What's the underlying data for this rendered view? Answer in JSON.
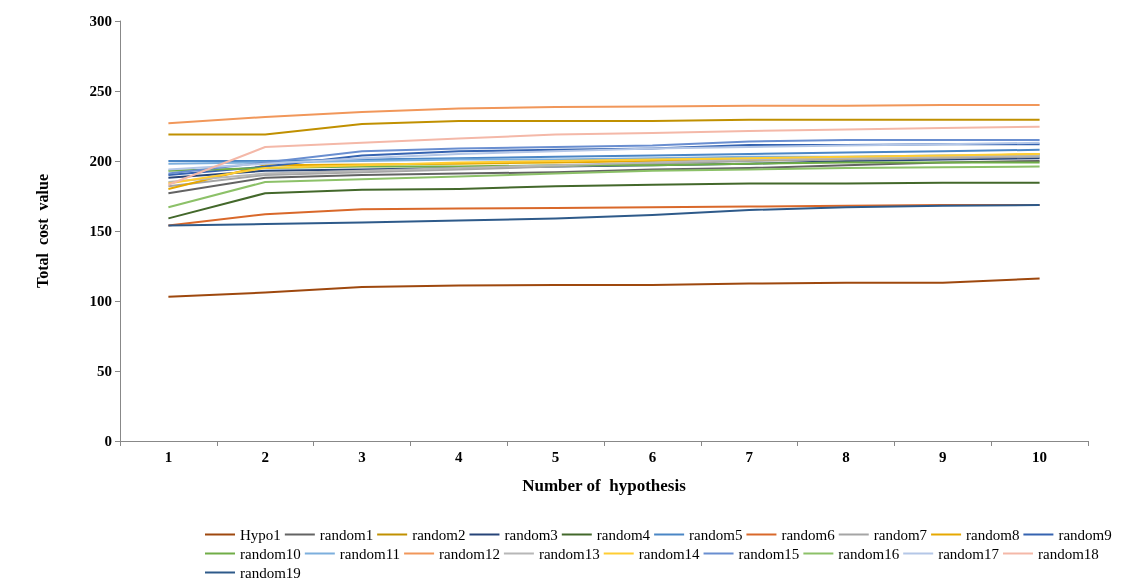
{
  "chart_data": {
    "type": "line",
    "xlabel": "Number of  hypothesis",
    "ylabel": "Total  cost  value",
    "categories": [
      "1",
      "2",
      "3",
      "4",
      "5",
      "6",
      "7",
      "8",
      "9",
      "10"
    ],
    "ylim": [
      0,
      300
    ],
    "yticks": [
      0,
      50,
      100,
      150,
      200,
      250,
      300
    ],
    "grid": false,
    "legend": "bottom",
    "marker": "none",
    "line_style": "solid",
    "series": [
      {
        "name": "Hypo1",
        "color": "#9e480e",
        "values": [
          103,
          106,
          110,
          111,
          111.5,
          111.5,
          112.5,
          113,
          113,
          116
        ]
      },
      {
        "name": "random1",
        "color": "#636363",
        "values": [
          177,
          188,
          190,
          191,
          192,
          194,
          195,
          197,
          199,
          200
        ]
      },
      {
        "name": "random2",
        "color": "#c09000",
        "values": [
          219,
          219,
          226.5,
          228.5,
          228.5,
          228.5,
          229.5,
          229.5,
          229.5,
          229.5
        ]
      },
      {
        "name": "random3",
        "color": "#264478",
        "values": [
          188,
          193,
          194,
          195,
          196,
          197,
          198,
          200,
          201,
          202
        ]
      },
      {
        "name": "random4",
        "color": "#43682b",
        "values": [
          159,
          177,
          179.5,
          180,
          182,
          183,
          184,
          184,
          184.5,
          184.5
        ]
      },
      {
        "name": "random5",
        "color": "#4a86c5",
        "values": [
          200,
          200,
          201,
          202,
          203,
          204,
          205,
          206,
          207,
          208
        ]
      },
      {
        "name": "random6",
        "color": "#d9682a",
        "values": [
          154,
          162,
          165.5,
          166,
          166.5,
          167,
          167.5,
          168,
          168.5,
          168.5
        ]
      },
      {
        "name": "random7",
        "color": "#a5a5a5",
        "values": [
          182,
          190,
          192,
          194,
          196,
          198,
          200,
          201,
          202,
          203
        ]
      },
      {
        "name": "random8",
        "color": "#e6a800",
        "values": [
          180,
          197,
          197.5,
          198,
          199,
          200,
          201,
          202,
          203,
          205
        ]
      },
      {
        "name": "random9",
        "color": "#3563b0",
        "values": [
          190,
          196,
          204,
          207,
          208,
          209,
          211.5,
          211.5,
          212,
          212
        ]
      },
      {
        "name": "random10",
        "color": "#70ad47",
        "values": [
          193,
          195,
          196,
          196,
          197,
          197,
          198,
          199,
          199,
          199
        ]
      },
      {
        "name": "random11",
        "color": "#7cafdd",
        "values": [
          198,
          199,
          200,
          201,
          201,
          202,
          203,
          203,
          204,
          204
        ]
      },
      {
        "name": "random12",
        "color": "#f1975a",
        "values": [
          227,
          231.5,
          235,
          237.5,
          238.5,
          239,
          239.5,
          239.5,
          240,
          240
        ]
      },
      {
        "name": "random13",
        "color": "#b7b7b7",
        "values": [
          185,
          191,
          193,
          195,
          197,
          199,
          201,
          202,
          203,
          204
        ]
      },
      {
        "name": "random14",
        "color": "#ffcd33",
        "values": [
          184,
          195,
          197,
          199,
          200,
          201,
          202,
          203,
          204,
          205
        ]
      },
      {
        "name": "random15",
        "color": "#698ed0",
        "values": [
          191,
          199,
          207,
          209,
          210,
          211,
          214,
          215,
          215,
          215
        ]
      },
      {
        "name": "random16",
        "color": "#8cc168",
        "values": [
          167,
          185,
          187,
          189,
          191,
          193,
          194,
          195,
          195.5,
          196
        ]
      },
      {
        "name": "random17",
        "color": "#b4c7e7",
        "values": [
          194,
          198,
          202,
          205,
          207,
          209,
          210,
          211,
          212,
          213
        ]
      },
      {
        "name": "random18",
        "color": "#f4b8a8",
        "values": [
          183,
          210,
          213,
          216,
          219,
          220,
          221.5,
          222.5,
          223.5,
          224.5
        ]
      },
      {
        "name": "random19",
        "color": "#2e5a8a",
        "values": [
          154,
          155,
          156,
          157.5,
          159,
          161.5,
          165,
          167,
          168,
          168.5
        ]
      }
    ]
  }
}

--

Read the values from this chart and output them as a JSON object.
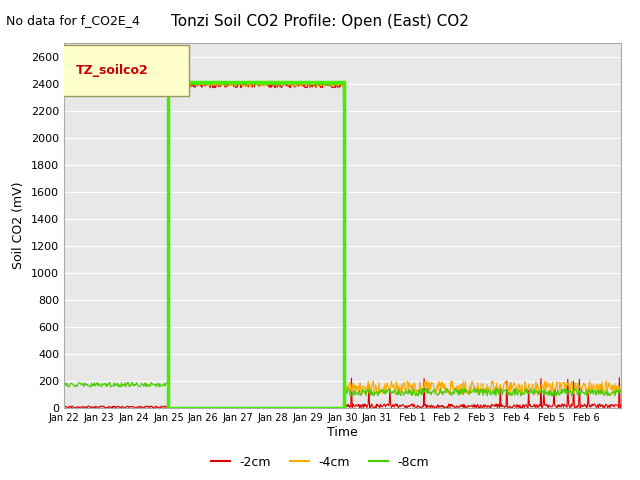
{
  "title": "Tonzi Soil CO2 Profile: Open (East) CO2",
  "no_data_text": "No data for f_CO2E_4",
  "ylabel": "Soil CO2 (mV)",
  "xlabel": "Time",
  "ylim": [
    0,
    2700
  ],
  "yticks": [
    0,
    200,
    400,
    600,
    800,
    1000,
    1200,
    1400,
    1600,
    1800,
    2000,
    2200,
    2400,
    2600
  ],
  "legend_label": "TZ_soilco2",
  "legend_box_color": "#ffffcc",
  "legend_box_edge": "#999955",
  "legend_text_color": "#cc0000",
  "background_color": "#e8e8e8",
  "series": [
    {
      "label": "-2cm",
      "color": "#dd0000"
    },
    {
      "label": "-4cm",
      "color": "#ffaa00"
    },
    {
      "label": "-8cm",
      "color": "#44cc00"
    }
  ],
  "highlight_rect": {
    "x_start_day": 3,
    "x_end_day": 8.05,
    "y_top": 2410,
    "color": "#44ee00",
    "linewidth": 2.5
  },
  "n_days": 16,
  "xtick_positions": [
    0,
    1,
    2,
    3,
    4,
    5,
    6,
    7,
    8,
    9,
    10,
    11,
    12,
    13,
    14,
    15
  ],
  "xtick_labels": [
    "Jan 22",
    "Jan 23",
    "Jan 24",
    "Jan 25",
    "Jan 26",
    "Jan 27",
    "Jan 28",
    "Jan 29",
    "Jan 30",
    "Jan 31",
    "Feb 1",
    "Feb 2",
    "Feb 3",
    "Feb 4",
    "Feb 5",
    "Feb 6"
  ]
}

__WHAT IS ASKED__
Count how many lines above contain the word "JSON". Reply with the number alone.

__COMPLETED TASK__
2